[Layout records]
▬▬▬

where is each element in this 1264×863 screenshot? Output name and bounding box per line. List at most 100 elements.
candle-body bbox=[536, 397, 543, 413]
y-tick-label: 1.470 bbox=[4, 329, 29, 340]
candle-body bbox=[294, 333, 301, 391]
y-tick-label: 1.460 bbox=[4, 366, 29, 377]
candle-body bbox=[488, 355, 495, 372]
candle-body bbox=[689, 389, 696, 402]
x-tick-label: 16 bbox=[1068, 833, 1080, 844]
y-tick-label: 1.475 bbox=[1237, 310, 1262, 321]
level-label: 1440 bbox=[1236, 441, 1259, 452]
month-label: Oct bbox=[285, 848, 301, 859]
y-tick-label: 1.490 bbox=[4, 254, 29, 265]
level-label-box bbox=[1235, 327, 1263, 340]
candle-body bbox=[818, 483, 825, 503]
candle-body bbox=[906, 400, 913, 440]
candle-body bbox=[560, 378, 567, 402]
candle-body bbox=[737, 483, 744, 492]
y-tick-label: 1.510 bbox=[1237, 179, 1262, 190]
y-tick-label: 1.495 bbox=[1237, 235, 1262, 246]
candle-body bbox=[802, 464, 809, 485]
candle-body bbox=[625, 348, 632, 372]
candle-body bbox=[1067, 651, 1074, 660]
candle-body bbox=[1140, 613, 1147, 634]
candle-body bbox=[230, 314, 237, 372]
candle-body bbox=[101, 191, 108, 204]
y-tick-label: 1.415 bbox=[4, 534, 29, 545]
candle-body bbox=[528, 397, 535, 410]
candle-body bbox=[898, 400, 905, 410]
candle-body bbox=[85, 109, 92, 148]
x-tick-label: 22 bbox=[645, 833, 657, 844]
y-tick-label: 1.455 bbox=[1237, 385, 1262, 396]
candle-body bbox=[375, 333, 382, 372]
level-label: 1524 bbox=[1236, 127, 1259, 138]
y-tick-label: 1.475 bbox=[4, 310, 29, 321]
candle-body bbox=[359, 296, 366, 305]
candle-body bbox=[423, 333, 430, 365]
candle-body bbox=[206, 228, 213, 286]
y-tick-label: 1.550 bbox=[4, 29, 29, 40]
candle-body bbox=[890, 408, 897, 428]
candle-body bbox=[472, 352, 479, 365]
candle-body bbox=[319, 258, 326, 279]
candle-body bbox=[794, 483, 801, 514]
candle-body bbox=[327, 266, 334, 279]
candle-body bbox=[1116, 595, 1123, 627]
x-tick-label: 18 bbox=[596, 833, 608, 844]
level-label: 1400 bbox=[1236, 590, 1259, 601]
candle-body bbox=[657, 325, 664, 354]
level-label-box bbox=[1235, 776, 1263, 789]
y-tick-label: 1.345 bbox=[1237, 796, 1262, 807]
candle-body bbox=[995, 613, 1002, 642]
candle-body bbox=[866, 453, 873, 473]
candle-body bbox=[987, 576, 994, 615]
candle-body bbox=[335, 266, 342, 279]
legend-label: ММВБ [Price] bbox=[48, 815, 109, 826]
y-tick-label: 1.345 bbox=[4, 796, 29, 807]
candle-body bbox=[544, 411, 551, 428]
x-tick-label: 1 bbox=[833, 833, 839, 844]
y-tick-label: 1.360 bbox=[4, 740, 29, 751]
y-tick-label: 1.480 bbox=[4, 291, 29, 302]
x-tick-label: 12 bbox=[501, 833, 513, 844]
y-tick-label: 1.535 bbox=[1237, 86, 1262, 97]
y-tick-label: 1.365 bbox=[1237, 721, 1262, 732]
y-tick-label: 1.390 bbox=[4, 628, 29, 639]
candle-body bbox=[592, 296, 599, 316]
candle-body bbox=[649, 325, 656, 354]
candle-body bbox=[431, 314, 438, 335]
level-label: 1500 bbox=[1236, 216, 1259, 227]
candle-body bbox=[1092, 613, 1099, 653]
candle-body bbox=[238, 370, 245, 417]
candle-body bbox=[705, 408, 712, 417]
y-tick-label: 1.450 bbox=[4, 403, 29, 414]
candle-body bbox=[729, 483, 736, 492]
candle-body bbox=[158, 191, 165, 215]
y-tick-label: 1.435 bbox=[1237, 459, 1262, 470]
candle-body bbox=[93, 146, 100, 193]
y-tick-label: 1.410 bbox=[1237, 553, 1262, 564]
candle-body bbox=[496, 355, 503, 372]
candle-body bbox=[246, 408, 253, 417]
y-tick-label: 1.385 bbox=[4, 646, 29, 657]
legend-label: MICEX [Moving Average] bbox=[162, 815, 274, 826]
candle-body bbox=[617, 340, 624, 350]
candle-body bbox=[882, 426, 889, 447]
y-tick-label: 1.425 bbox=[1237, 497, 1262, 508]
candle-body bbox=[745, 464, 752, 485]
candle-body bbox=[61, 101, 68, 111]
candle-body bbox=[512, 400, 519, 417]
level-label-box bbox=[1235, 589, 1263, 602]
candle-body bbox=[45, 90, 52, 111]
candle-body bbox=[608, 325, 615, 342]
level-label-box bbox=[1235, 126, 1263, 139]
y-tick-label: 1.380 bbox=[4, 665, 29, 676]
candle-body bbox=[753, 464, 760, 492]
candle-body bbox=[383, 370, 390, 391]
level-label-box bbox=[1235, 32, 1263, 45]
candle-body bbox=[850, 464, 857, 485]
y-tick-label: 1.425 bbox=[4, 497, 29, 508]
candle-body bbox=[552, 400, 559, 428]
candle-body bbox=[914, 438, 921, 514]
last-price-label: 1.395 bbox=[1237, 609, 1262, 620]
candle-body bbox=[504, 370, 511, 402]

▬▬▬

Write out the rows again, from the start through the line containing "candle-body bbox=[1067, 651, 1074, 660]", replacing "candle-body" with "candle-bar" and leaving everything else as it is.

◆ Task solution:
where is each element in this 1264×863 screenshot? Output name and bounding box per line. List at most 100 elements.
candle-bar bbox=[536, 397, 543, 413]
y-tick-label: 1.470 bbox=[4, 329, 29, 340]
candle-bar bbox=[294, 333, 301, 391]
y-tick-label: 1.460 bbox=[4, 366, 29, 377]
candle-bar bbox=[488, 355, 495, 372]
candle-bar bbox=[689, 389, 696, 402]
x-tick-label: 16 bbox=[1068, 833, 1080, 844]
y-tick-label: 1.475 bbox=[1237, 310, 1262, 321]
level-label: 1440 bbox=[1236, 441, 1259, 452]
month-label: Oct bbox=[285, 848, 301, 859]
y-tick-label: 1.490 bbox=[4, 254, 29, 265]
level-label-box bbox=[1235, 327, 1263, 340]
candle-bar bbox=[818, 483, 825, 503]
candle-bar bbox=[906, 400, 913, 440]
candle-bar bbox=[560, 378, 567, 402]
candle-bar bbox=[737, 483, 744, 492]
y-tick-label: 1.510 bbox=[1237, 179, 1262, 190]
y-tick-label: 1.495 bbox=[1237, 235, 1262, 246]
candle-bar bbox=[802, 464, 809, 485]
candle-bar bbox=[625, 348, 632, 372]
candle-bar bbox=[1067, 651, 1074, 660]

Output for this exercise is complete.